▶ [Vos consignes]: Pouvez-vous renvoyer à l'identique chaque ligne du matériel ci-dessous, sans y inclure les images ?

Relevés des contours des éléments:
——

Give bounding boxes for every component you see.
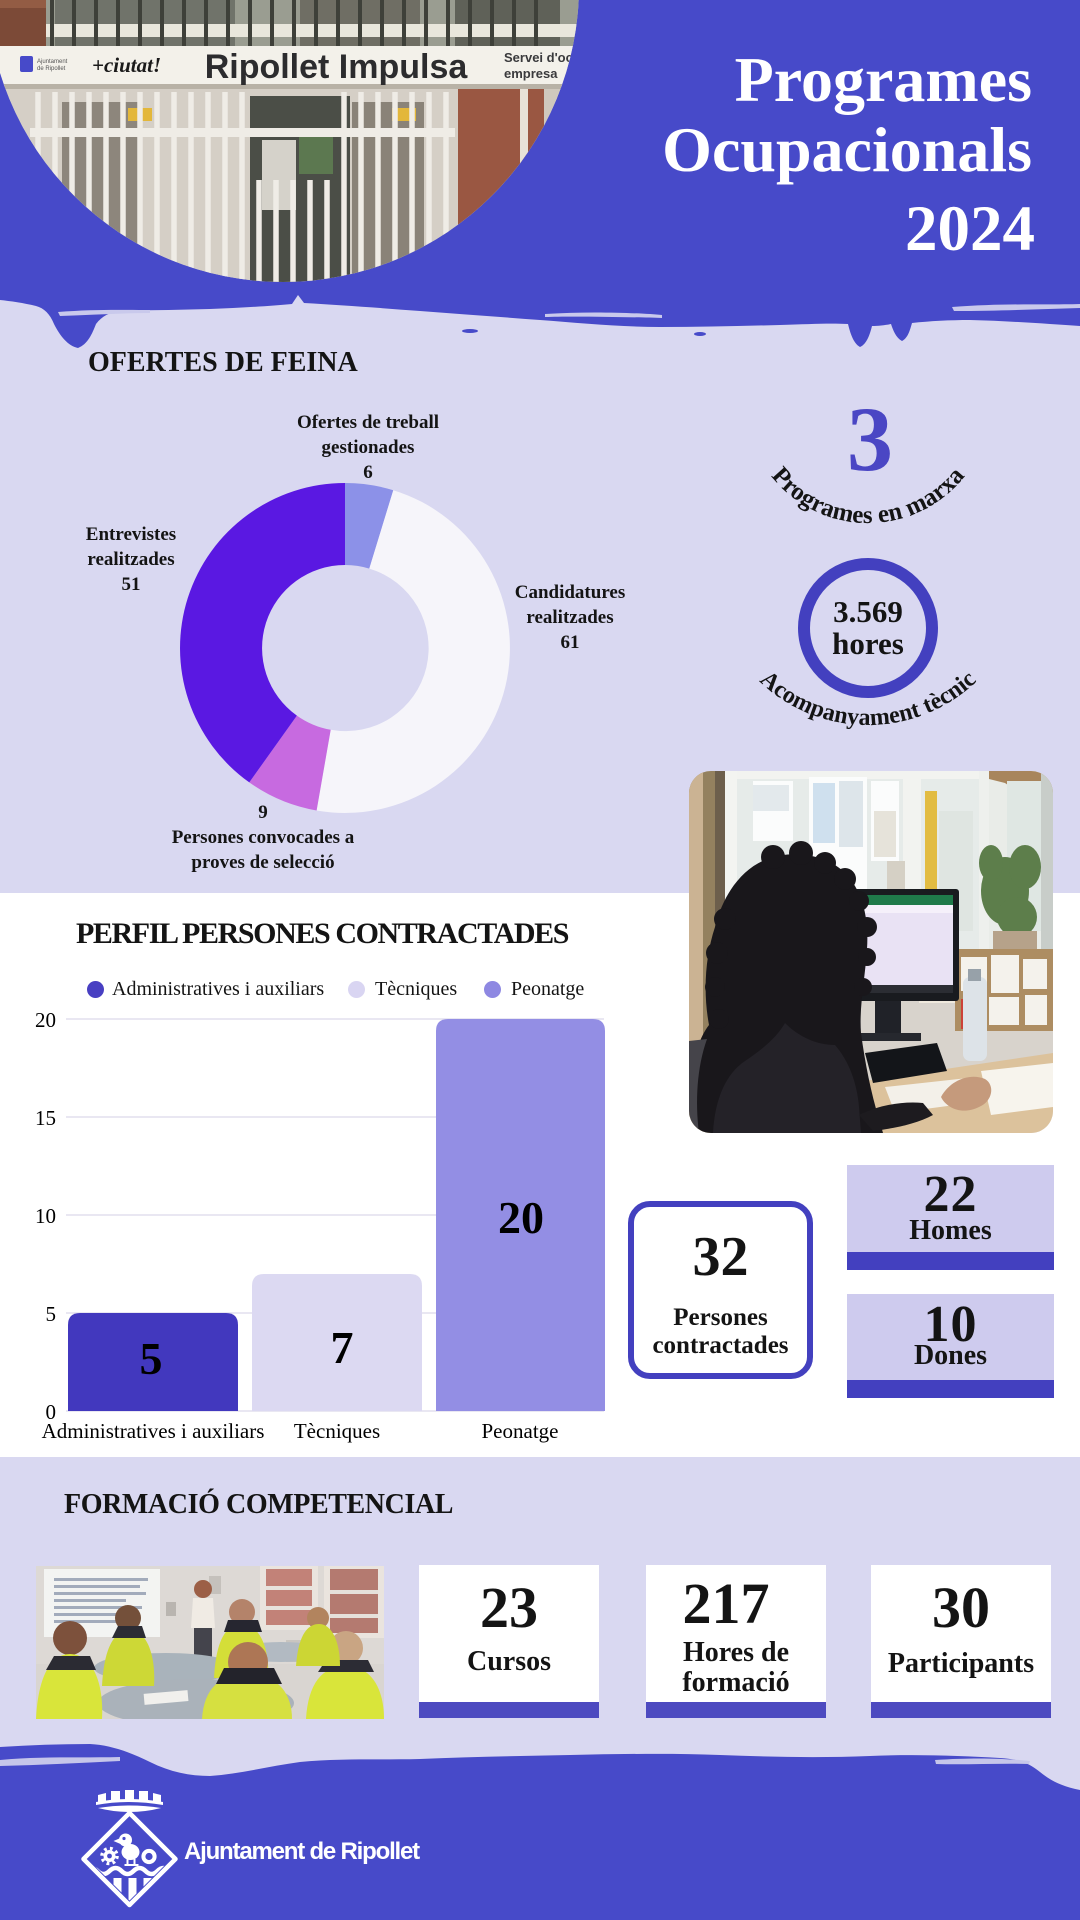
svg-text:5: 5: [46, 1302, 57, 1326]
svg-text:7: 7: [331, 1322, 354, 1373]
svg-text:3.569: 3.569: [833, 594, 903, 629]
svg-text:Programes en marxa: Programes en marxa: [766, 462, 970, 529]
svg-text:15: 15: [35, 1106, 56, 1130]
svg-text:Ajuntament: Ajuntament: [37, 59, 68, 65]
svg-text:Peonatge: Peonatge: [482, 1419, 559, 1443]
svg-text:Tècniques: Tècniques: [294, 1419, 380, 1443]
svg-text:empresa: empresa: [504, 66, 558, 81]
svg-text:Administratives i auxiliars: Administratives i auxiliars: [42, 1419, 265, 1443]
svg-text:de Ripollet: de Ripollet: [37, 66, 66, 72]
svg-text:20: 20: [35, 1008, 56, 1032]
svg-text:Acompanyament tècnic: Acompanyament tècnic: [755, 666, 981, 731]
svg-text:Servei d'oc: Servei d'oc: [504, 50, 573, 65]
svg-text:+ciutat!: +ciutat!: [92, 53, 161, 77]
svg-text:hores: hores: [832, 626, 904, 661]
svg-text:10: 10: [35, 1204, 56, 1228]
svg-text:0: 0: [46, 1400, 57, 1424]
svg-text:5: 5: [140, 1333, 163, 1384]
svg-text:Ripollet Impulsa: Ripollet Impulsa: [205, 48, 469, 86]
svg-text:20: 20: [498, 1192, 544, 1243]
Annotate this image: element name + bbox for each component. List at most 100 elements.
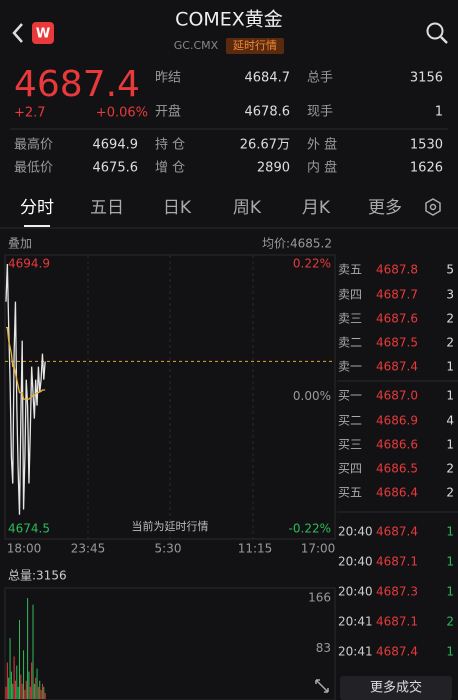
volume-bar (27, 598, 29, 699)
book-price: 4687.6 (376, 312, 418, 326)
volume-bar (19, 619, 20, 699)
last-price: 4687.4 (14, 64, 140, 105)
tab[interactable]: 分时 (20, 198, 54, 218)
trade-price: 4687.3 (376, 585, 418, 599)
avg-label: 均价:4685.2 (262, 237, 332, 251)
back-button[interactable] (12, 23, 23, 43)
more-trades[interactable]: 更多成交 (370, 680, 422, 696)
stat-label: 持 仓 (155, 138, 185, 153)
x-tick-label: 23:45 (71, 542, 106, 556)
book-price: 4687.5 (376, 336, 418, 350)
stat-value: 3156 (410, 71, 443, 86)
trade-time: 20:41 (338, 615, 373, 629)
book-volume: 1 (446, 438, 454, 452)
tab[interactable]: 五日 (90, 198, 124, 218)
volume-bar (20, 674, 22, 699)
search-button[interactable] (426, 22, 448, 44)
volume-bar (29, 686, 31, 699)
stat-value: 4684.7 (245, 71, 291, 86)
volume-bar (31, 662, 33, 699)
y-tick-label: 4694.9 (8, 257, 50, 271)
expand-icon[interactable] (315, 679, 329, 693)
book-label: 买五 (338, 486, 362, 500)
volume-bar (41, 683, 43, 699)
overlay[interactable]: 叠加 (8, 237, 32, 251)
trade-price: 4687.1 (376, 615, 418, 629)
x-tick-label: 11:15 (238, 542, 273, 556)
stat-label: 昨结 (155, 71, 181, 86)
volume-bar (8, 677, 10, 699)
trade-volume: 1 (446, 585, 454, 599)
volume-bar (37, 686, 39, 699)
stat-label: 总手 (307, 71, 333, 86)
volume-bar (5, 686, 7, 699)
app-icon-letter: W (36, 27, 50, 42)
trade-price: 4687.4 (376, 645, 418, 659)
volume-tick-label: 83 (316, 641, 331, 655)
tab[interactable]: 日K (163, 198, 192, 218)
y-tick-label: 4674.5 (8, 522, 50, 536)
book-volume: 2 (446, 312, 454, 326)
change: +2.7 (14, 106, 46, 121)
book-volume: 3 (446, 288, 454, 302)
trade-time: 20:40 (338, 585, 373, 599)
volume-bar (44, 692, 46, 699)
volume-bar (35, 677, 37, 699)
book-price: 4687.4 (376, 360, 418, 374)
volume-bar (36, 668, 38, 699)
stat-value: 4678.6 (245, 105, 291, 120)
volume-bar (9, 638, 11, 699)
x-tick-label: 18:00 (7, 542, 42, 556)
volume-bar (6, 662, 8, 699)
stat-value: 26.67万 (240, 138, 290, 153)
book-volume: 2 (446, 336, 454, 350)
book-volume: 1 (446, 360, 454, 374)
book-price: 4687.0 (376, 389, 418, 403)
pct-tick-label: 0.22% (293, 257, 331, 271)
stat-label: 现手 (307, 105, 333, 120)
volume-bar (25, 680, 27, 699)
stat-value: 4694.9 (93, 138, 139, 153)
stat-label: 内 盘 (307, 160, 337, 176)
book-volume: 2 (446, 462, 454, 476)
more-trades-button[interactable] (340, 676, 452, 700)
tab[interactable]: 周K (233, 198, 262, 218)
settings-button[interactable] (425, 198, 441, 216)
trade-volume: 2 (446, 615, 454, 629)
volume-bar (28, 671, 30, 699)
volume-total: 总量:3156 (8, 569, 67, 583)
stat-value: 1626 (410, 161, 443, 176)
code: GC.CMX (174, 39, 219, 52)
trade-time: 20:40 (338, 555, 373, 569)
trade-volume: 1 (446, 645, 454, 659)
trade-time: 20:41 (338, 645, 373, 659)
pct-tick-label: 0.00% (293, 389, 331, 403)
book-price: 4686.6 (376, 438, 418, 452)
trade-volume: 1 (446, 525, 454, 539)
book-volume: 4 (446, 414, 454, 428)
stat-value: 4675.6 (93, 161, 139, 176)
book-label: 卖二 (338, 336, 362, 350)
pct-tick-label: -0.22% (289, 522, 331, 536)
book-volume: 2 (446, 486, 454, 500)
volume-bar (23, 650, 25, 699)
tab[interactable]: 更多 (368, 198, 402, 218)
trade-time: 20:40 (338, 525, 373, 539)
volume-bar (16, 665, 18, 699)
book-volume: 5 (446, 263, 454, 277)
book-label: 买二 (338, 414, 362, 428)
x-tick-label: 5:30 (155, 542, 182, 556)
book-label: 卖四 (338, 288, 362, 302)
tab[interactable]: 月K (302, 198, 331, 218)
price-line (5, 263, 46, 515)
app-icon (32, 22, 54, 44)
book-price: 4686.4 (376, 486, 418, 500)
stat-value: 2890 (257, 161, 290, 176)
book-label: 买一 (338, 389, 362, 403)
stat-label: 开盘 (155, 104, 181, 120)
book-volume: 1 (446, 389, 454, 403)
book-label: 卖三 (338, 312, 362, 326)
stat-value: 1 (435, 105, 443, 120)
volume-tick-label: 166 (308, 591, 331, 605)
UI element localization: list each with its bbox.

——

▶ [Réponse correcte]:
Give bounding boxes for every component you see.
svg-text:5: 5: [46, 1302, 57, 1326]
svg-text:7: 7: [331, 1322, 354, 1373]
svg-text:3.569: 3.569: [833, 594, 903, 629]
svg-text:Programes en marxa: Programes en marxa: [766, 462, 970, 529]
svg-text:15: 15: [35, 1106, 56, 1130]
svg-text:Ajuntament: Ajuntament: [37, 59, 68, 65]
svg-text:Peonatge: Peonatge: [482, 1419, 559, 1443]
svg-text:Tècniques: Tècniques: [294, 1419, 380, 1443]
svg-text:empresa: empresa: [504, 66, 558, 81]
svg-text:Administratives i auxiliars: Administratives i auxiliars: [42, 1419, 265, 1443]
svg-text:de Ripollet: de Ripollet: [37, 66, 66, 72]
svg-text:20: 20: [35, 1008, 56, 1032]
svg-text:Acompanyament tècnic: Acompanyament tècnic: [755, 666, 981, 731]
svg-text:Servei d'oc: Servei d'oc: [504, 50, 573, 65]
svg-text:+ciutat!: +ciutat!: [92, 53, 161, 77]
svg-text:hores: hores: [832, 626, 904, 661]
svg-text:10: 10: [35, 1204, 56, 1228]
svg-text:0: 0: [46, 1400, 57, 1424]
svg-text:5: 5: [140, 1333, 163, 1384]
svg-text:Ripollet Impulsa: Ripollet Impulsa: [205, 48, 469, 86]
svg-text:20: 20: [498, 1192, 544, 1243]
Annotate this image: element name + bbox for each component. List at most 100 elements.
volume-bar (27, 598, 29, 699)
book-price: 4687.6 (376, 312, 418, 326)
volume-bar (19, 619, 20, 699)
last-price: 4687.4 (14, 64, 140, 105)
tab[interactable]: 分时 (20, 198, 54, 218)
trade-price: 4687.3 (376, 585, 418, 599)
avg-label: 均价:4685.2 (262, 237, 332, 251)
back-button[interactable] (12, 23, 23, 43)
more-trades[interactable]: 更多成交 (370, 680, 422, 696)
stat-label: 持 仓 (155, 138, 185, 153)
x-tick-label: 23:45 (71, 542, 106, 556)
book-price: 4687.5 (376, 336, 418, 350)
stat-value: 3156 (410, 71, 443, 86)
trade-time: 20:41 (338, 615, 373, 629)
book-volume: 1 (446, 438, 454, 452)
tab[interactable]: 五日 (90, 198, 124, 218)
volume-bar (20, 674, 22, 699)
search-button[interactable] (426, 22, 448, 44)
volume-bar (29, 686, 31, 699)
stat-value: 4684.7 (245, 71, 291, 86)
volume-bar (31, 662, 33, 699)
y-tick-label: 4694.9 (8, 257, 50, 271)
expand-icon[interactable] (315, 679, 329, 693)
book-label: 买五 (338, 486, 362, 500)
volume-bar (41, 683, 43, 699)
overlay[interactable]: 叠加 (8, 237, 32, 251)
trade-price: 4687.1 (376, 615, 418, 629)
x-tick-label: 11:15 (238, 542, 273, 556)
stat-label: 昨结 (155, 71, 181, 86)
volume-bar (8, 677, 10, 699)
trade-volume: 1 (446, 585, 454, 599)
volume-bar (37, 686, 39, 699)
stat-label: 总手 (307, 71, 333, 86)
volume-bar (5, 686, 7, 699)
app-icon-letter: W (36, 27, 50, 42)
trade-price: 4687.4 (376, 645, 418, 659)
volume-tick-label: 83 (316, 641, 331, 655)
tab[interactable]: 日K (163, 198, 192, 218)
y-tick-label: 4674.5 (8, 522, 50, 536)
book-volume: 2 (446, 312, 454, 326)
change: +2.7 (14, 106, 46, 121)
book-volume: 3 (446, 288, 454, 302)
trade-time: 20:40 (338, 585, 373, 599)
volume-bar (44, 692, 46, 699)
volume-bar (35, 677, 37, 699)
book-price: 4687.4 (376, 360, 418, 374)
volume-bar (36, 668, 38, 699)
stat-value: 4678.6 (245, 105, 291, 120)
volume-bar (9, 638, 11, 699)
x-tick-label: 18:00 (7, 542, 42, 556)
volume-bar (6, 662, 8, 699)
stat-value: 26.67万 (240, 138, 290, 153)
book-volume: 2 (446, 336, 454, 350)
book-volume: 1 (446, 360, 454, 374)
book-price: 4687.0 (376, 389, 418, 403)
pct-tick-label: 0.22% (293, 257, 331, 271)
stat-label: 现手 (307, 105, 333, 120)
volume-bar (25, 680, 27, 699)
stat-value: 4694.9 (93, 138, 139, 153)
stat-label: 内 盘 (307, 160, 337, 176)
book-volume: 2 (446, 462, 454, 476)
more-trades-button[interactable] (340, 676, 452, 700)
tab[interactable]: 周K (233, 198, 262, 218)
settings-button[interactable] (425, 198, 441, 216)
trade-volume: 2 (446, 615, 454, 629)
volume-bar (28, 671, 30, 699)
volume-total: 总量:3156 (8, 569, 67, 583)
stat-value: 1626 (410, 161, 443, 176)
code: GC.CMX (174, 39, 219, 52)
trade-time: 20:40 (338, 555, 373, 569)
trade-volume: 1 (446, 645, 454, 659)
trade-time: 20:41 (338, 645, 373, 659)
pct-tick-label: 0.00% (293, 389, 331, 403)
book-price: 4686.6 (376, 438, 418, 452)
trade-volume: 1 (446, 525, 454, 539)
book-volume: 4 (446, 414, 454, 428)
stat-value: 4675.6 (93, 161, 139, 176)
book-label: 卖二 (338, 336, 362, 350)
pct-tick-label: -0.22% (289, 522, 331, 536)
book-volume: 2 (446, 486, 454, 500)
volume-bar (23, 650, 25, 699)
tab[interactable]: 更多 (368, 198, 402, 218)
trade-time: 20:40 (338, 525, 373, 539)
volume-bar (16, 665, 18, 699)
book-volume: 5 (446, 263, 454, 277)
book-label: 买二 (338, 414, 362, 428)
x-tick-label: 5:30 (155, 542, 182, 556)
book-label: 卖四 (338, 288, 362, 302)
tab[interactable]: 月K (302, 198, 331, 218)
price-line (5, 263, 46, 515)
app-icon (32, 22, 54, 44)
book-price: 4686.4 (376, 486, 418, 500)
stat-value: 2890 (257, 161, 290, 176)
book-label: 买一 (338, 389, 362, 403)
stat-label: 开盘 (155, 104, 181, 120)
book-volume: 1 (446, 389, 454, 403)
book-label: 卖三 (338, 312, 362, 326)
stat-value: 1 (435, 105, 443, 120)
volume-tick-label: 166 (308, 591, 331, 605)
UI element localization: list each with its bbox.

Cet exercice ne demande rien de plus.